(Extracted records)
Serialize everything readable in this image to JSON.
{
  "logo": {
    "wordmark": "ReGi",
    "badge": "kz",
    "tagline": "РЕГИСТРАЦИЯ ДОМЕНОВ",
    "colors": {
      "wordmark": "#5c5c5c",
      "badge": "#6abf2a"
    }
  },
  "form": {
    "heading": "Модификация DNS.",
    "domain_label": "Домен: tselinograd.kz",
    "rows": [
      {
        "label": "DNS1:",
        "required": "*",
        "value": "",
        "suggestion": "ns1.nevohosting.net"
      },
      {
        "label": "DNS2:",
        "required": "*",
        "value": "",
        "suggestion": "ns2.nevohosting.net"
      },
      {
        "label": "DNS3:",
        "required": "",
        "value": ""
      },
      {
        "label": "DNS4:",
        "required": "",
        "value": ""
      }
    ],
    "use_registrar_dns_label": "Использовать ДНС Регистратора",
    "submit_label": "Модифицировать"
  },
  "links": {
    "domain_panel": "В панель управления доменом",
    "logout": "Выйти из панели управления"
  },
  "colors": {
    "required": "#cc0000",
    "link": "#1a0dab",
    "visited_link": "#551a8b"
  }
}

**Your objective:** Only the number is wanted: count the lines of the records that hold the word "suggestion".

**Finished task:** 2